◆ **THE EXERCISE**
Render every line of the data below as a numbered list, omitting blank lines and leaving the pictures out.

◆ **STORED ROWS**

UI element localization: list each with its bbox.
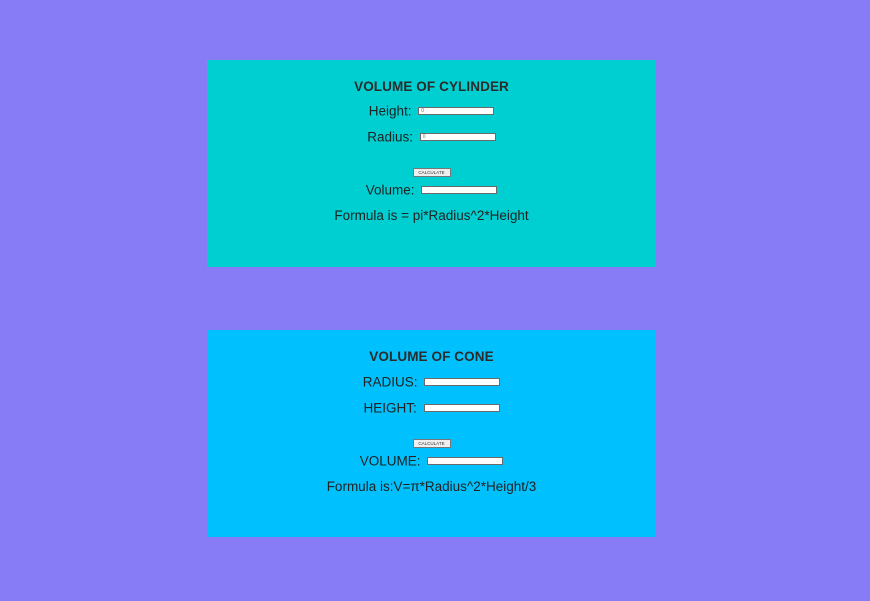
cone-volume-output[interactable] — [427, 457, 504, 466]
cylinder-height-label: Height: — [368, 103, 412, 119]
cylinder-formula: Formula is = pi*Radius^2*Height — [334, 208, 529, 223]
cylinder-panel: VOLUME OF CYLINDER Height: 0 Radius: 0 C… — [207, 60, 656, 267]
cone-height-input[interactable] — [423, 404, 500, 413]
cylinder-volume-label: Volume: — [365, 182, 415, 198]
cone-title: VOLUME OF CONE — [369, 349, 494, 364]
cylinder-height-input[interactable]: 0 — [418, 107, 495, 116]
cone-panel: VOLUME OF CONE RADIUS: HEIGHT: CALCULATE… — [207, 330, 656, 537]
cylinder-radius-input[interactable]: 0 — [419, 133, 496, 142]
cone-button-row: CALCULATE — [207, 432, 656, 450]
cone-radius-row: RADIUS: — [207, 374, 656, 390]
cylinder-radius-label: Radius: — [367, 129, 413, 145]
cylinder-volume-row: Volume: — [207, 182, 656, 198]
cylinder-radius-row: Radius: 0 — [207, 129, 656, 145]
cylinder-height-row: Height: 0 — [207, 103, 656, 119]
cylinder-calculate-button[interactable]: CALCULATE — [412, 168, 451, 177]
cone-height-label: HEIGHT: — [363, 400, 417, 416]
cone-radius-input[interactable] — [424, 378, 501, 387]
cylinder-button-row: CALCULATE — [207, 161, 656, 179]
cylinder-volume-output[interactable] — [421, 186, 498, 195]
cone-volume-row: VOLUME: — [207, 453, 656, 469]
cone-radius-label: RADIUS: — [362, 374, 418, 390]
cone-formula: Formula is:V=π*Radius^2*Height/3 — [326, 479, 537, 494]
cone-calculate-button[interactable]: CALCULATE — [412, 439, 451, 448]
cylinder-title: VOLUME OF CYLINDER — [354, 79, 509, 94]
cone-height-row: HEIGHT: — [207, 400, 656, 416]
cone-volume-label: VOLUME: — [359, 453, 421, 469]
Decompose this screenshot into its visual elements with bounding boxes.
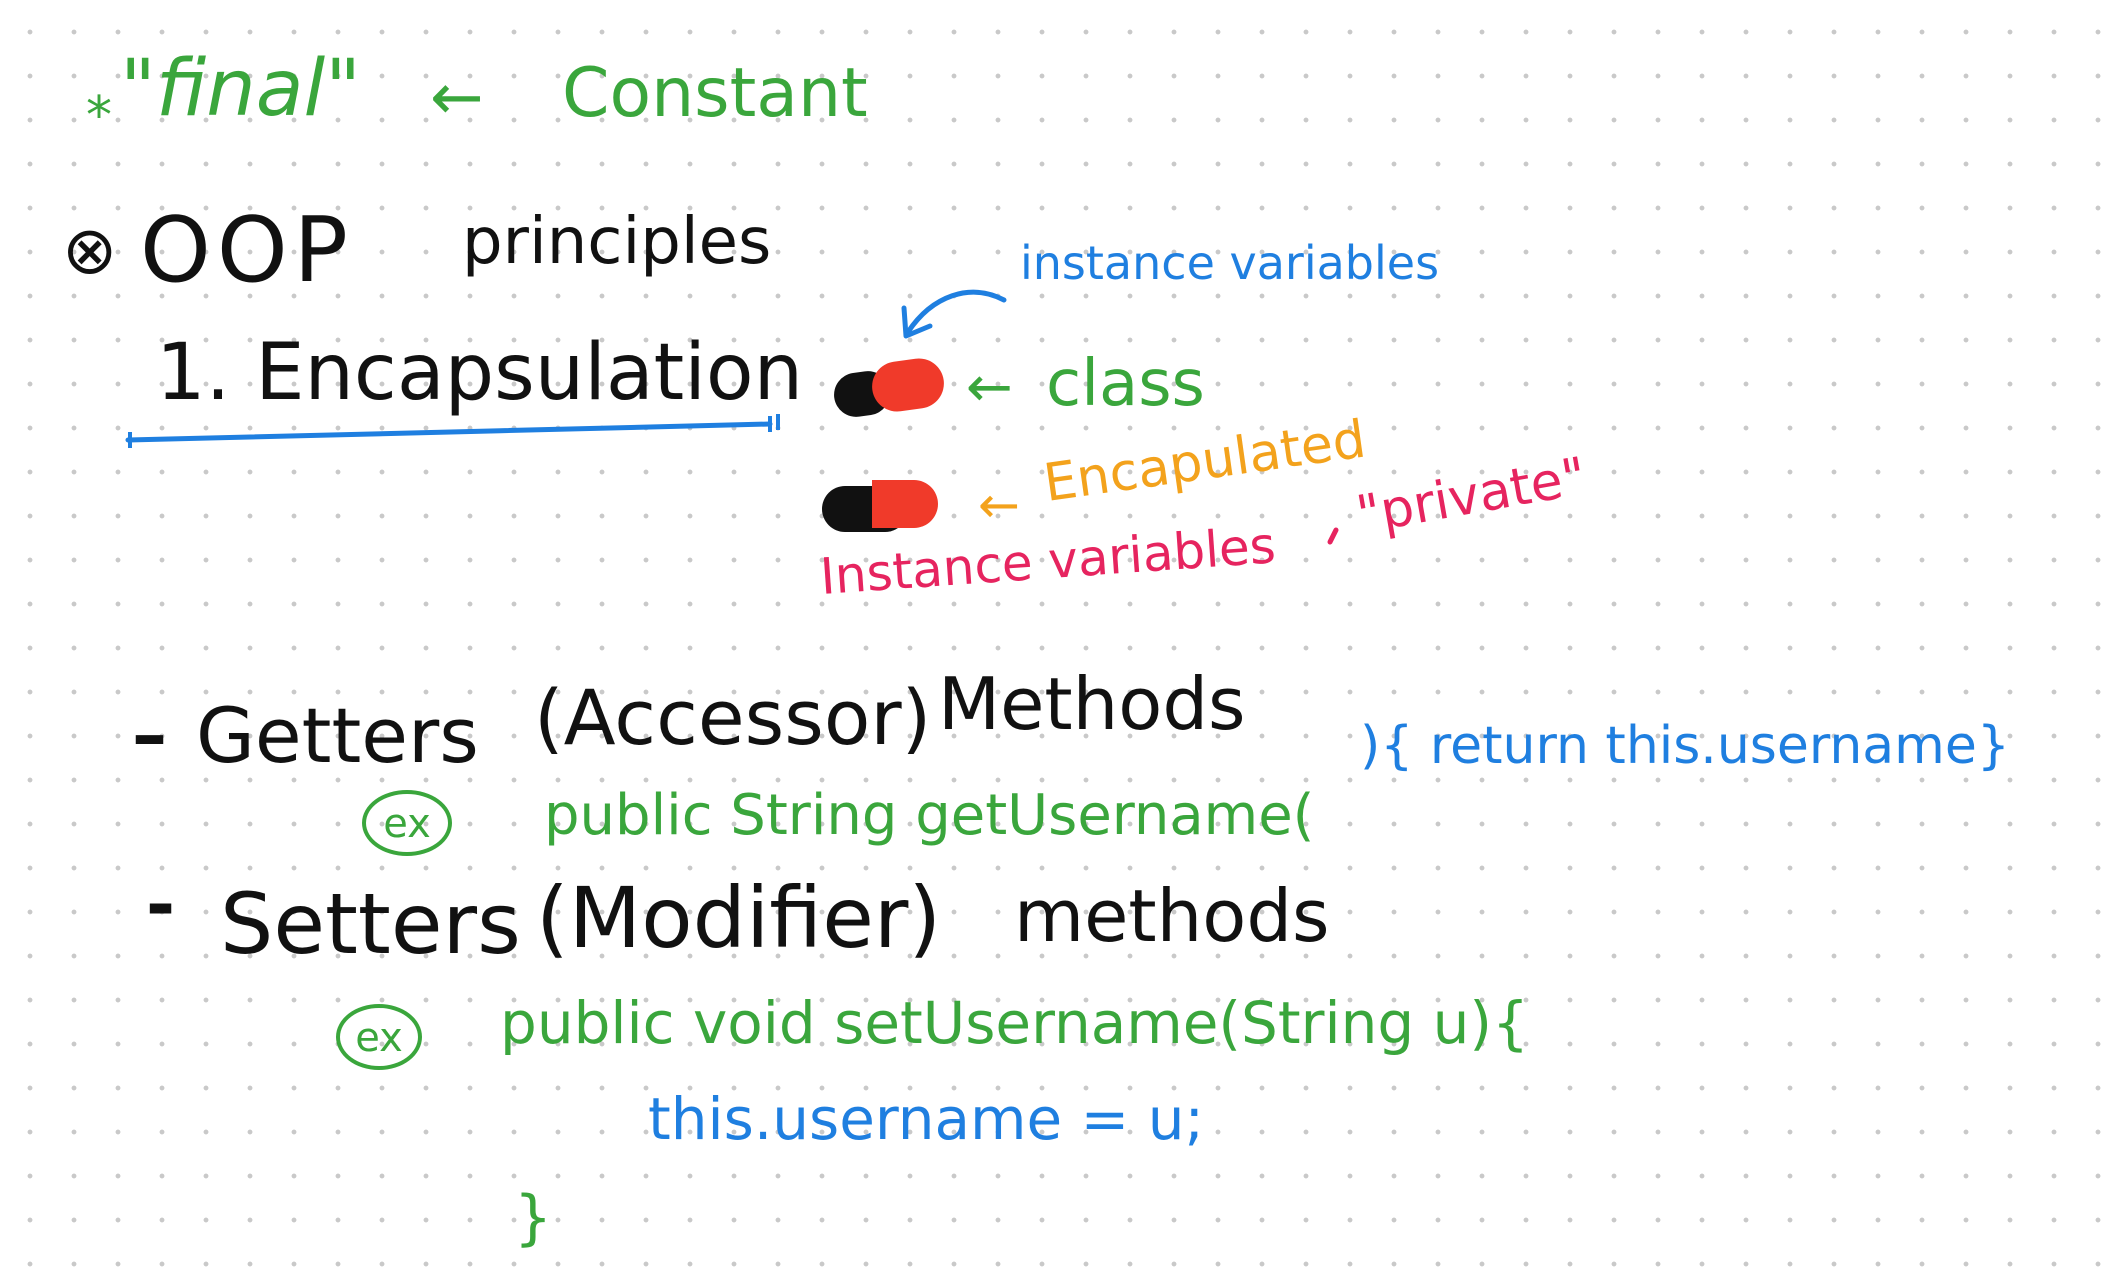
setter-code-body: this.username = u; [648, 1085, 1205, 1153]
instance-variables-label: instance variables [1020, 236, 1440, 290]
final-keyword: "final" [120, 44, 362, 134]
getters-dash: – [132, 694, 167, 776]
encapsulated-label: Encapulated [1040, 409, 1370, 514]
setter-ex-badge: ex [336, 1004, 422, 1070]
note-canvas: * "final" ← Constant ⊗ OOP principles 1.… [0, 0, 2114, 1274]
private-keyword: "private" [1352, 446, 1591, 546]
constant-label: Constant [562, 54, 868, 133]
class-arrow-icon: ← [966, 355, 1013, 420]
encapsulation-underline [125, 421, 773, 443]
setters-methods-label: methods [1014, 874, 1330, 958]
getter-code-signature: public String getUsername( [544, 783, 1315, 848]
encapsulation-heading: 1. Encapsulation [156, 328, 804, 418]
oop-title: OOP [140, 198, 354, 303]
instance-vars-curved-arrow [905, 289, 1007, 335]
setter-code-signature: public void setUsername(String u){ [500, 989, 1529, 1057]
getter-code-body: ){ return this.username} [1360, 716, 2010, 776]
getter-ex-label: ex [383, 801, 431, 847]
accessor-label: (Accessor) [534, 673, 932, 762]
getters-methods-label: Methods [938, 662, 1246, 746]
modifier-label: (Modifier) [536, 869, 942, 967]
orange-tick-mark [1327, 527, 1339, 545]
class-label: class [1046, 347, 1205, 421]
star-bullet: * [86, 86, 112, 146]
encapsulated-capsule-red-half [872, 480, 938, 528]
class-capsule-red-half [868, 355, 948, 415]
principles-label: principles [462, 205, 772, 279]
getter-ex-badge: ex [362, 790, 452, 856]
getters-title: Getters [196, 691, 479, 780]
setters-title: Setters [220, 875, 521, 973]
private-instance-variables-label: Instance variables [818, 516, 1278, 606]
circled-x-bullet-icon: ⊗ [62, 212, 118, 289]
setter-ex-label: ex [355, 1015, 403, 1061]
setters-dash: - [146, 864, 176, 946]
ink-strokes [125, 289, 1339, 545]
instance-vars-arrowhead-icon [901, 305, 933, 339]
left-arrow-icon: ← [430, 61, 484, 135]
encapsulated-arrow-icon: ← [978, 476, 1020, 534]
setter-closing-brace: } [514, 1183, 553, 1253]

◆ **REPLY**
1. UI element localization: list each with its bbox.
2. cone-volume-output[interactable] — [427, 457, 504, 466]
3. cylinder-height-label: Height: — [368, 103, 412, 119]
4. cylinder-formula: Formula is = pi*Radius^2*Height — [334, 208, 529, 223]
5. cylinder-panel: VOLUME OF CYLINDER Height: 0 Radius: 0 C… — [207, 60, 656, 267]
6. cone-height-input[interactable] — [423, 404, 500, 413]
7. cylinder-volume-label: Volume: — [365, 182, 415, 198]
8. cone-title: VOLUME OF CONE — [369, 349, 494, 364]
9. cylinder-height-input[interactable]: 0 — [418, 107, 495, 116]
10. cone-panel: VOLUME OF CONE RADIUS: HEIGHT: CALCULATE… — [207, 330, 656, 537]
11. cylinder-radius-input[interactable]: 0 — [419, 133, 496, 142]
12. cone-button-row: CALCULATE — [207, 432, 656, 450]
13. cone-radius-row: RADIUS: — [207, 374, 656, 390]
14. cylinder-radius-label: Radius: — [367, 129, 413, 145]
15. cylinder-volume-row: Volume: — [207, 182, 656, 198]
16. cylinder-radius-row: Radius: 0 — [207, 129, 656, 145]
17. cylinder-height-row: Height: 0 — [207, 103, 656, 119]
18. cylinder-calculate-button[interactable]: CALCULATE — [412, 168, 451, 177]
19. cone-height-label: HEIGHT: — [363, 400, 417, 416]
20. cone-radius-input[interactable] — [424, 378, 501, 387]
21. cylinder-button-row: CALCULATE — [207, 161, 656, 179]
22. cylinder-volume-output[interactable] — [421, 186, 498, 195]
23. cone-volume-row: VOLUME: — [207, 453, 656, 469]
24. cone-radius-label: RADIUS: — [362, 374, 418, 390]
25. cone-formula: Formula is:V=π*Radius^2*Height/3 — [326, 479, 537, 494]
26. cone-calculate-button[interactable]: CALCULATE — [412, 439, 451, 448]
27. cylinder-title: VOLUME OF CYLINDER — [354, 79, 509, 94]
28. cone-height-row: HEIGHT: — [207, 400, 656, 416]
29. cone-volume-label: VOLUME: — [359, 453, 421, 469]
30. Decompose this screenshot into its visual elements with bounding boxes.
31. setter-code-body: this.username = u; [648, 1085, 1205, 1153]
32. instance-variables-label: instance variables [1020, 236, 1440, 290]
33. final-keyword: "final" [120, 44, 362, 134]
34. getters-dash: – [132, 694, 167, 776]
35. encapsulated-label: Encapulated [1040, 409, 1370, 514]
36. setter-ex-badge: ex [336, 1004, 422, 1070]
37. note-canvas: * "final" ← Constant ⊗ OOP principles 1.… [0, 0, 2114, 1274]
38. private-keyword: "private" [1352, 446, 1591, 546]
39. constant-label: Constant [562, 54, 868, 133]
40. class-arrow-icon: ← [966, 355, 1013, 420]
41. encapsulation-underline [125, 421, 773, 443]
42. setters-methods-label: methods [1014, 874, 1330, 958]
43. getter-code-signature: public String getUsername( [544, 783, 1315, 848]
44. encapsulation-heading: 1. Encapsulation [156, 328, 804, 418]
45. oop-title: OOP [140, 198, 354, 303]
46. instance-vars-curved-arrow [905, 289, 1007, 335]
47. setter-code-signature: public void setUsername(String u){ [500, 989, 1529, 1057]
48. getter-code-body: ){ return this.username} [1360, 716, 2010, 776]
49. getter-ex-label: ex [383, 801, 431, 847]
50. accessor-label: (Accessor) [534, 673, 932, 762]
51. getters-methods-label: Methods [938, 662, 1246, 746]
52. modifier-label: (Modifier) [536, 869, 942, 967]
53. orange-tick-mark [1327, 527, 1339, 545]
54. class-label: class [1046, 347, 1205, 421]
55. star-bullet: * [86, 86, 112, 146]
56. encapsulated-capsule-red-half [872, 480, 938, 528]
57. class-capsule-red-half [868, 355, 948, 415]
58. principles-label: principles [462, 205, 772, 279]
59. getter-ex-badge: ex [362, 790, 452, 856]
60. getters-title: Getters [196, 691, 479, 780]
61. setters-title: Setters [220, 875, 521, 973]
62. private-instance-variables-label: Instance variables [818, 516, 1278, 606]
63. circled-x-bullet-icon: ⊗ [62, 212, 118, 289]
64. setter-ex-label: ex [355, 1015, 403, 1061]
65. setters-dash: - [146, 864, 176, 946]
66. ink-strokes [125, 289, 1339, 545]
67. instance-vars-arrowhead-icon [901, 305, 933, 339]
68. left-arrow-icon: ← [430, 61, 484, 135]
69. encapsulated-arrow-icon: ← [978, 476, 1020, 534]
70. setter-closing-brace: } [514, 1183, 553, 1253]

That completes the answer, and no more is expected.